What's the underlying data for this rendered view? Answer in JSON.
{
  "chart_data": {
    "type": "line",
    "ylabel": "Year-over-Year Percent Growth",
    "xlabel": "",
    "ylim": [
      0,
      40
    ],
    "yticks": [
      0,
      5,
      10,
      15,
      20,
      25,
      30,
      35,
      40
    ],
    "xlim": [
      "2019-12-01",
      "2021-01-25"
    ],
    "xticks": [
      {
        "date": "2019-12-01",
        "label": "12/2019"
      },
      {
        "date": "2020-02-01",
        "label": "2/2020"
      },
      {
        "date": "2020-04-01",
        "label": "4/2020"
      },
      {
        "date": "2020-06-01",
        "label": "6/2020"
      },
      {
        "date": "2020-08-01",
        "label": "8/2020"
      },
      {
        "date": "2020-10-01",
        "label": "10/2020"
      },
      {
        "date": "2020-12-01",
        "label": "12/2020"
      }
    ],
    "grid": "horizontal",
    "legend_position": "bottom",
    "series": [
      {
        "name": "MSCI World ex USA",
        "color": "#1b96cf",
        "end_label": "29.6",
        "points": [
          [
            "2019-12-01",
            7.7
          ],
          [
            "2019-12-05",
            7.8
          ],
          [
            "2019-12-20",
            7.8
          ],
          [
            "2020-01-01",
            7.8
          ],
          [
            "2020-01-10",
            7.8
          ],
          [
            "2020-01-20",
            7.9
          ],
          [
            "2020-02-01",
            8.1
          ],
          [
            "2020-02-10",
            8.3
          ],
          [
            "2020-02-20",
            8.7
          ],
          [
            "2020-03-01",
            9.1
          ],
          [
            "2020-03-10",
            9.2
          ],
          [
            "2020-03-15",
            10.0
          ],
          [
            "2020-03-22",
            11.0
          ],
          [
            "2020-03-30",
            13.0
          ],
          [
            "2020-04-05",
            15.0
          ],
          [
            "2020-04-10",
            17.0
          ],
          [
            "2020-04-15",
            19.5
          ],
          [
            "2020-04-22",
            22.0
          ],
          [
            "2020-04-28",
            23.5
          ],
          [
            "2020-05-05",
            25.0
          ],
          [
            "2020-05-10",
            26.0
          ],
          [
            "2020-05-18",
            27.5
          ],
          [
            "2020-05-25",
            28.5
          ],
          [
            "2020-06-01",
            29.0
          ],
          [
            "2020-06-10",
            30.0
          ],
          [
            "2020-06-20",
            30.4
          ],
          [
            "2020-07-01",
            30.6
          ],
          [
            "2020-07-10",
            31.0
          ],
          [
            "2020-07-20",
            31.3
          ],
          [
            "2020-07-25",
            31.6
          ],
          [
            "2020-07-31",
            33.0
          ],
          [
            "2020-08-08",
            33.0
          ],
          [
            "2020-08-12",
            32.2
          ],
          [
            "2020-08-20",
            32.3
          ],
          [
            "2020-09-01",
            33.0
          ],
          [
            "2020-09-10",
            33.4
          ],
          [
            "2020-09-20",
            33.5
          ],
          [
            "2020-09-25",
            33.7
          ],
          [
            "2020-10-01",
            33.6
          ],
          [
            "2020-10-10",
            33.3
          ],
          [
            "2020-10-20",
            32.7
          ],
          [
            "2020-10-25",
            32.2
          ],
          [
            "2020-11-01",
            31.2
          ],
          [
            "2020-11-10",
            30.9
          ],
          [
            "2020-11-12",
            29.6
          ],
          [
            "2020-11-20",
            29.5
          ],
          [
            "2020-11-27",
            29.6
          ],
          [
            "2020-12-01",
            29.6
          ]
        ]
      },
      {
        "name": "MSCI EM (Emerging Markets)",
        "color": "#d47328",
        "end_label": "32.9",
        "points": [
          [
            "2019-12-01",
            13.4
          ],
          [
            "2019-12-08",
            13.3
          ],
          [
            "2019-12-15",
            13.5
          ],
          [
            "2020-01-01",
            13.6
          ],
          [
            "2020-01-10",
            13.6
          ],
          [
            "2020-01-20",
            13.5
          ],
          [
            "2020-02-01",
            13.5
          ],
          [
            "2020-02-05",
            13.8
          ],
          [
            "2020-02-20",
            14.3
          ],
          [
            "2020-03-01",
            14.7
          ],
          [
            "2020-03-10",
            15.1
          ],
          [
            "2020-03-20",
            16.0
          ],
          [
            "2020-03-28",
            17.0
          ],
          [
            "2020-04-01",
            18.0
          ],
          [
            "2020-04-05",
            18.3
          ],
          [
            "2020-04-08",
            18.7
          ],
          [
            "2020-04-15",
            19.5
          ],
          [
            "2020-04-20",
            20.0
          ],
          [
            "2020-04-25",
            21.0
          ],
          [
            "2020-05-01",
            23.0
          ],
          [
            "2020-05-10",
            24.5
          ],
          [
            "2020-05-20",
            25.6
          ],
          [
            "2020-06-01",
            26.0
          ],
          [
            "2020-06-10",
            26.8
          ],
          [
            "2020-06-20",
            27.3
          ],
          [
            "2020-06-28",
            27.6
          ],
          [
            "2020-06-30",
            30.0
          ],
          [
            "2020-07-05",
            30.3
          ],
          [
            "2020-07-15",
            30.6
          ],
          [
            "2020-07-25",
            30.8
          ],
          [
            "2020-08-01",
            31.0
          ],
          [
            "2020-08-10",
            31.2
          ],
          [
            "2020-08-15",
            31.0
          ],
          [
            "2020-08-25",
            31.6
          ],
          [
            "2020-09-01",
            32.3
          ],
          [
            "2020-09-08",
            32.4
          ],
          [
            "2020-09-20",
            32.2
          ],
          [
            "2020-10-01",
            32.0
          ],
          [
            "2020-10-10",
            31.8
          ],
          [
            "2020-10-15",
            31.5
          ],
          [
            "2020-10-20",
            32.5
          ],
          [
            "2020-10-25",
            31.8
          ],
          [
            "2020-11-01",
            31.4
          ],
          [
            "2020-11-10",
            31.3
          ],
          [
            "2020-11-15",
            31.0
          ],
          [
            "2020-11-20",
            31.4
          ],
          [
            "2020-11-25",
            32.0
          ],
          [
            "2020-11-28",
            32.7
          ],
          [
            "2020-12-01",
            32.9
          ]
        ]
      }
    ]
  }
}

-*-

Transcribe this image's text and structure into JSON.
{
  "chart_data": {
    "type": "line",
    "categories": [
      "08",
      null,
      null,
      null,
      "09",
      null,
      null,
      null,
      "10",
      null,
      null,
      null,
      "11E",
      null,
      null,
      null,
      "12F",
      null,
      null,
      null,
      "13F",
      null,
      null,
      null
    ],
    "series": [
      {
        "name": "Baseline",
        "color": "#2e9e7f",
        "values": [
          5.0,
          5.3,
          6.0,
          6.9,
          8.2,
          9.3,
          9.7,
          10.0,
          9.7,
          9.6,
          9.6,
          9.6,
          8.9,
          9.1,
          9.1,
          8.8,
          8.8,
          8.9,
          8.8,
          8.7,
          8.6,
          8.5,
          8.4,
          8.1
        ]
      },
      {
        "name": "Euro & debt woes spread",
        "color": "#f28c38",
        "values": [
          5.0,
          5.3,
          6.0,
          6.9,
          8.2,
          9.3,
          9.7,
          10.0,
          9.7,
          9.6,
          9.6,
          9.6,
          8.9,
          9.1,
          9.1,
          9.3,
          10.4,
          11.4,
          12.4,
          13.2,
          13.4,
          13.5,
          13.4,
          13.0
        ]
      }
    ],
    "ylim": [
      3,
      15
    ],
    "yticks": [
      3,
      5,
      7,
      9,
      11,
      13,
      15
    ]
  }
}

-*-

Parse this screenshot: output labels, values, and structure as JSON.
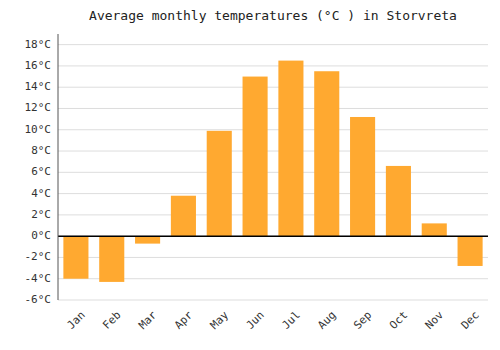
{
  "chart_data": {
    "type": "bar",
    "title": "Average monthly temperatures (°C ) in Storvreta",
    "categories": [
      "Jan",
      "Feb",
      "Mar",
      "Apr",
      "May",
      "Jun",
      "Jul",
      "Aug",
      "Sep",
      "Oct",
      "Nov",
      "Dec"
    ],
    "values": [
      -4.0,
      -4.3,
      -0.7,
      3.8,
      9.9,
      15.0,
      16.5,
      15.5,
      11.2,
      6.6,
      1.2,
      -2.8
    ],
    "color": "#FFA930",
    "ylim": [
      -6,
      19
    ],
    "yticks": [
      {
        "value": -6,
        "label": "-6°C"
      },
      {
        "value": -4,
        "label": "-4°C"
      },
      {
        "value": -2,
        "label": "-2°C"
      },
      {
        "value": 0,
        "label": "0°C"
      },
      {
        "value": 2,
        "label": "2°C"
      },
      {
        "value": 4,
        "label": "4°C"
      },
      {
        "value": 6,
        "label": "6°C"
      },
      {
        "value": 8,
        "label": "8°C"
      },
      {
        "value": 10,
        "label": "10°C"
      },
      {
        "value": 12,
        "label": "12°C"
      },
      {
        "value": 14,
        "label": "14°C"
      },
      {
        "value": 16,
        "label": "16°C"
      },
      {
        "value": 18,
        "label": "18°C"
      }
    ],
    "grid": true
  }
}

-*-

The task. Pull out every line of the entries that includes the word "values".

Worked answer.
        "values": [
        "values": [
Parse this screenshot: output labels, values, and structure as JSON.
    "values": [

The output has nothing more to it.